[WRITTEN REQUEST] Exclude the pictures and reproduce the remaining data exactly as written.

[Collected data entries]
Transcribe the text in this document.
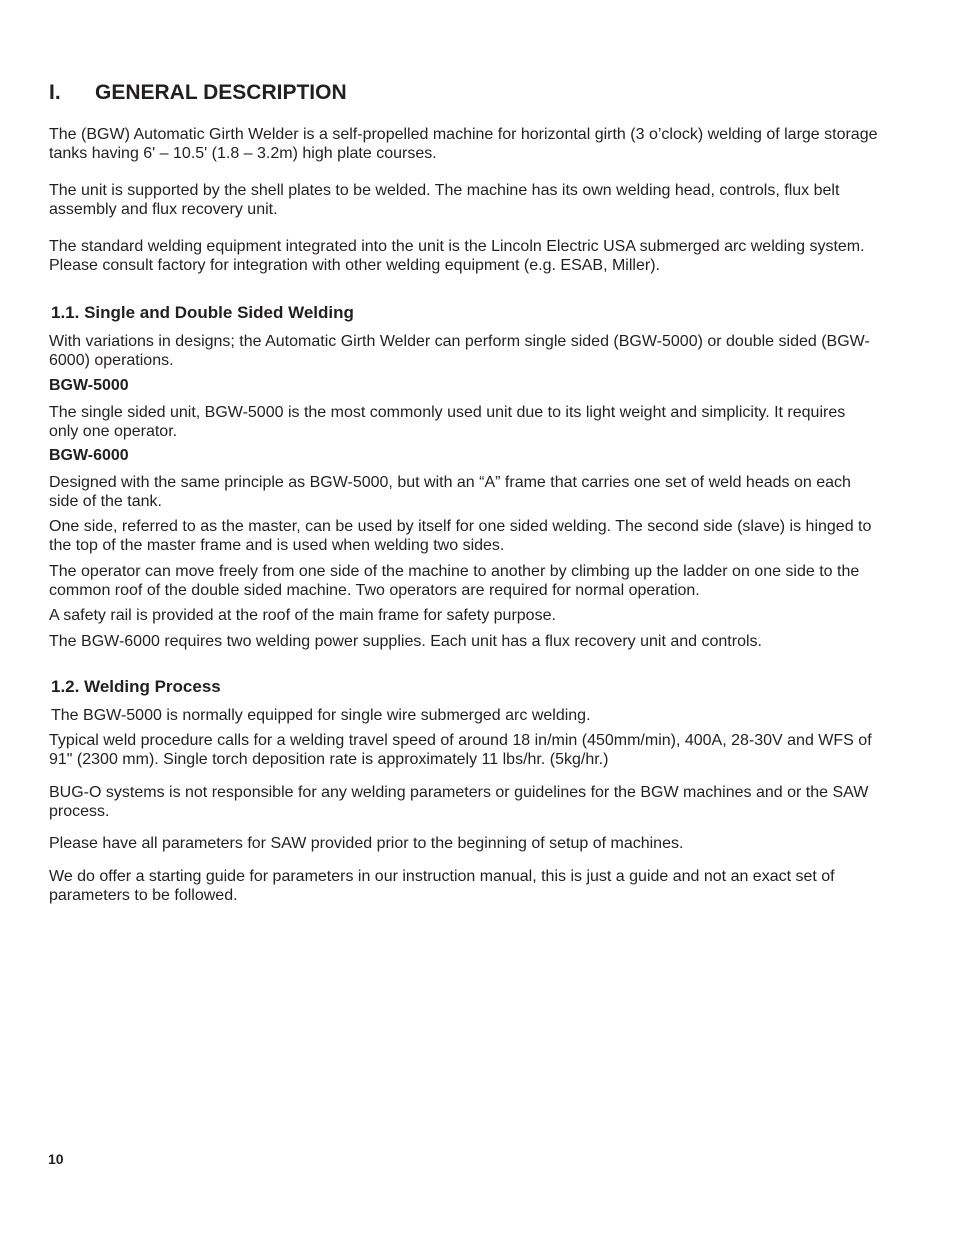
I. GENERAL DESCRIPTION

The (BGW) Automatic Girth Welder is a self-propelled machine for horizontal girth (3 o’clock) welding of large storage tanks having 6' – 10.5' (1.8 – 3.2m) high plate courses.

The unit is supported by the shell plates to be welded. The machine has its own welding head, controls, flux belt assembly and flux recovery unit.

The standard welding equipment integrated into the unit is the Lincoln Electric USA submerged arc welding system. Please consult factory for integration with other welding equipment (e.g. ESAB, Miller).

1.1. Single and Double Sided Welding

With variations in designs; the Automatic Girth Welder can perform single sided (BGW-5000) or double sided (BGW-6000) operations.

BGW-5000

The single sided unit, BGW-5000 is the most commonly used unit due to its light weight and simplicity. It requires only one operator.

BGW-6000

Designed with the same principle as BGW-5000, but with an “A” frame that carries one set of weld heads on each side of the tank.

One side, referred to as the master, can be used by itself for one sided welding. The second side (slave) is hinged to the top of the master frame and is used when welding two sides.

The operator can move freely from one side of the machine to another by climbing up the ladder on one side to the common roof of the double sided machine. Two operators are required for normal operation.

A safety rail is provided at the roof of the main frame for safety purpose.

The BGW-6000 requires two welding power supplies. Each unit has a flux recovery unit and controls.

1.2. Welding Process

The BGW-5000 is normally equipped for single wire submerged arc welding.

Typical weld procedure calls for a welding travel speed of around 18 in/min (450mm/min), 400A, 28-30V and WFS of 91" (2300 mm). Single torch deposition rate is approximately 11 lbs/hr. (5kg/hr.)

BUG-O systems is not responsible for any welding parameters or guidelines for the BGW machines and or the SAW process.

Please have all parameters for SAW provided prior to the beginning of setup of machines.

We do offer a starting guide for parameters in our instruction manual, this is just a guide and not an exact set of parameters to be followed.

10
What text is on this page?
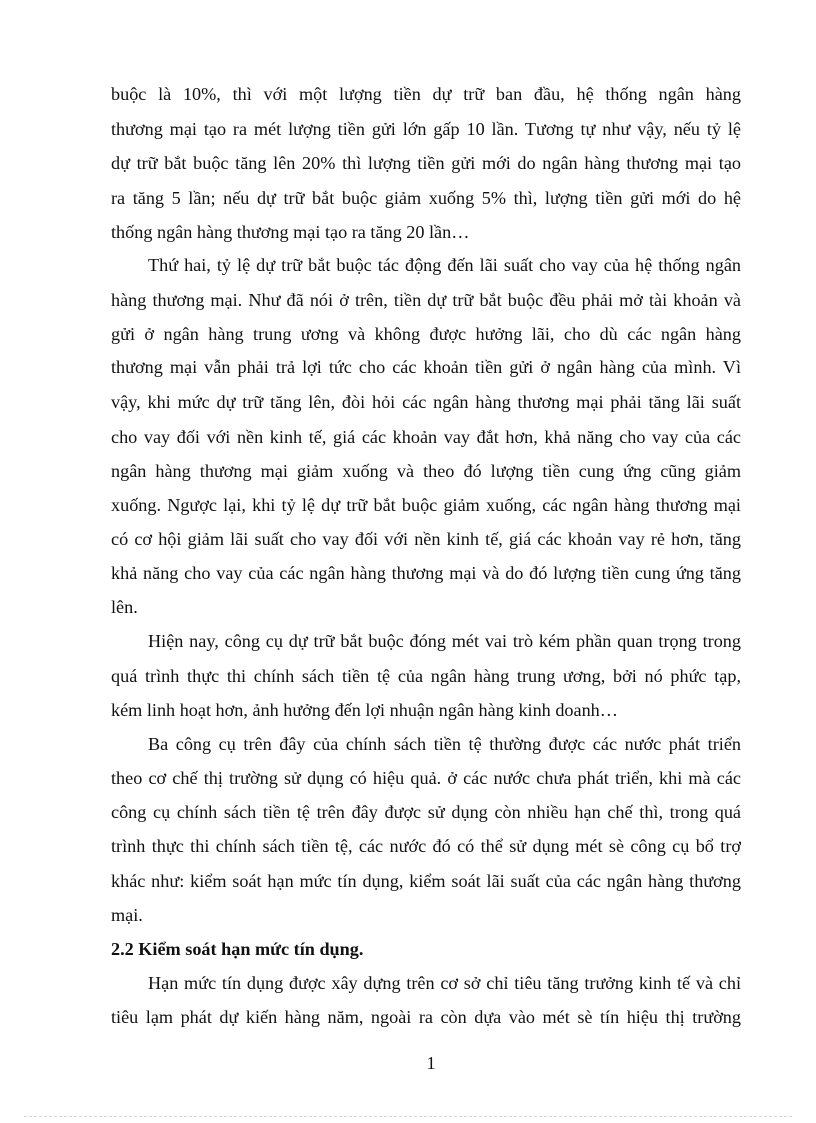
buộc là 10%, thì với một lượng tiền dự trữ ban đầu, hệ thống ngân hàng
thương mại tạo ra mét lượng tiền gửi lớn gấp 10 lần. Tương tự như vậy, nếu tỷ lệ
dự trữ bắt buộc tăng lên 20% thì lượng tiền gửi mới do ngân hàng thương mại tạo
ra tăng 5 lần; nếu dự trữ bắt buộc giảm xuống 5% thì, lượng tiền gửi mới do hệ
thống ngân hàng thương mại tạo ra tăng 20 lần…
Thứ hai, tỷ lệ dự trữ bắt buộc tác động đến lãi suất cho vay của hệ thống ngân
hàng thương mại. Như đã nói ở trên, tiền dự trữ bắt buộc đều phải mở tài khoản và
gửi ở ngân hàng trung ương và không được hưởng lãi, cho dù các ngân hàng
thương mại vẫn phải trả lợi tức cho các khoản tiền gửi ở ngân hàng của mình. Vì
vậy, khi mức dự trữ tăng lên, đòi hỏi các ngân hàng thương mại phải tăng lãi suất
cho vay đối với nền kinh tế, giá các khoản vay đắt hơn, khả năng cho vay của các
ngân hàng thương mại giảm xuống và theo đó lượng tiền cung ứng cũng giảm
xuống. Ngược lại, khi tỷ lệ dự trữ bắt buộc giảm xuống, các ngân hàng thương mại
có cơ hội giảm lãi suất cho vay đối với nền kinh tế, giá các khoản vay rẻ hơn, tăng
khả năng cho vay của các ngân hàng thương mại và do đó lượng tiền cung ứng tăng
lên.
Hiện nay, công cụ dự trữ bắt buộc đóng mét vai trò kém phần quan trọng trong
quá trình thực thi chính sách tiền tệ của ngân hàng trung ương, bởi nó phức tạp,
kém linh hoạt hơn, ảnh hưởng đến lợi nhuận ngân hàng kinh doanh…
Ba công cụ trên đây của chính sách tiền tệ thường được các nước phát triển
theo cơ chế thị trường sử dụng có hiệu quả. ở các nước chưa phát triển, khi mà các
công cụ chính sách tiền tệ trên đây được sử dụng còn nhiều hạn chế thì, trong quá
trình thực thi chính sách tiền tệ, các nước đó có thể sử dụng mét sè công cụ bổ trợ
khác như: kiểm soát hạn mức tín dụng, kiểm soát lãi suất của các ngân hàng thương
mại.
2.2 Kiểm soát hạn mức tín dụng.
Hạn mức tín dụng được xây dựng trên cơ sở chỉ tiêu tăng trưởng kinh tế và chỉ
tiêu lạm phát dự kiến hàng năm, ngoài ra còn dựa vào mét sè tín hiệu thị trường
1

[TASK SOLUTION]
Transcribe the text in this document.
I. GENERAL DESCRIPTION

The (BGW) Automatic Girth Welder is a self-propelled machine for horizontal girth (3 o’clock) welding of large storage tanks having 6' – 10.5' (1.8 – 3.2m) high plate courses.

The unit is supported by the shell plates to be welded. The machine has its own welding head, controls, flux belt assembly and flux recovery unit.

The standard welding equipment integrated into the unit is the Lincoln Electric USA submerged arc welding system. Please consult factory for integration with other welding equipment (e.g. ESAB, Miller).

1.1. Single and Double Sided Welding

With variations in designs; the Automatic Girth Welder can perform single sided (BGW-5000) or double sided (BGW-6000) operations.

BGW-5000

The single sided unit, BGW-5000 is the most commonly used unit due to its light weight and simplicity. It requires only one operator.

BGW-6000

Designed with the same principle as BGW-5000, but with an “A” frame that carries one set of weld heads on each side of the tank.

One side, referred to as the master, can be used by itself for one sided welding. The second side (slave) is hinged to the top of the master frame and is used when welding two sides.

The operator can move freely from one side of the machine to another by climbing up the ladder on one side to the common roof of the double sided machine. Two operators are required for normal operation.

A safety rail is provided at the roof of the main frame for safety purpose.

The BGW-6000 requires two welding power supplies. Each unit has a flux recovery unit and controls.

1.2. Welding Process

The BGW-5000 is normally equipped for single wire submerged arc welding.

Typical weld procedure calls for a welding travel speed of around 18 in/min (450mm/min), 400A, 28-30V and WFS of 91" (2300 mm). Single torch deposition rate is approximately 11 lbs/hr. (5kg/hr.)

BUG-O systems is not responsible for any welding parameters or guidelines for the BGW machines and or the SAW process.

Please have all parameters for SAW provided prior to the beginning of setup of machines.

We do offer a starting guide for parameters in our instruction manual, this is just a guide and not an exact set of parameters to be followed.

10
What text is on this page?
buộc là 10%, thì với một lượng tiền dự trữ ban đầu, hệ thống ngân hàng
thương mại tạo ra mét lượng tiền gửi lớn gấp 10 lần. Tương tự như vậy, nếu tỷ lệ
dự trữ bắt buộc tăng lên 20% thì lượng tiền gửi mới do ngân hàng thương mại tạo
ra tăng 5 lần; nếu dự trữ bắt buộc giảm xuống 5% thì, lượng tiền gửi mới do hệ
thống ngân hàng thương mại tạo ra tăng 20 lần…
Thứ hai, tỷ lệ dự trữ bắt buộc tác động đến lãi suất cho vay của hệ thống ngân
hàng thương mại. Như đã nói ở trên, tiền dự trữ bắt buộc đều phải mở tài khoản và
gửi ở ngân hàng trung ương và không được hưởng lãi, cho dù các ngân hàng
thương mại vẫn phải trả lợi tức cho các khoản tiền gửi ở ngân hàng của mình. Vì
vậy, khi mức dự trữ tăng lên, đòi hỏi các ngân hàng thương mại phải tăng lãi suất
cho vay đối với nền kinh tế, giá các khoản vay đắt hơn, khả năng cho vay của các
ngân hàng thương mại giảm xuống và theo đó lượng tiền cung ứng cũng giảm
xuống. Ngược lại, khi tỷ lệ dự trữ bắt buộc giảm xuống, các ngân hàng thương mại
có cơ hội giảm lãi suất cho vay đối với nền kinh tế, giá các khoản vay rẻ hơn, tăng
khả năng cho vay của các ngân hàng thương mại và do đó lượng tiền cung ứng tăng
lên.
Hiện nay, công cụ dự trữ bắt buộc đóng mét vai trò kém phần quan trọng trong
quá trình thực thi chính sách tiền tệ của ngân hàng trung ương, bởi nó phức tạp,
kém linh hoạt hơn, ảnh hưởng đến lợi nhuận ngân hàng kinh doanh…
Ba công cụ trên đây của chính sách tiền tệ thường được các nước phát triển
theo cơ chế thị trường sử dụng có hiệu quả. ở các nước chưa phát triển, khi mà các
công cụ chính sách tiền tệ trên đây được sử dụng còn nhiều hạn chế thì, trong quá
trình thực thi chính sách tiền tệ, các nước đó có thể sử dụng mét sè công cụ bổ trợ
khác như: kiểm soát hạn mức tín dụng, kiểm soát lãi suất của các ngân hàng thương
mại.
2.2 Kiểm soát hạn mức tín dụng.
Hạn mức tín dụng được xây dựng trên cơ sở chỉ tiêu tăng trưởng kinh tế và chỉ
tiêu lạm phát dự kiến hàng năm, ngoài ra còn dựa vào mét sè tín hiệu thị trường
1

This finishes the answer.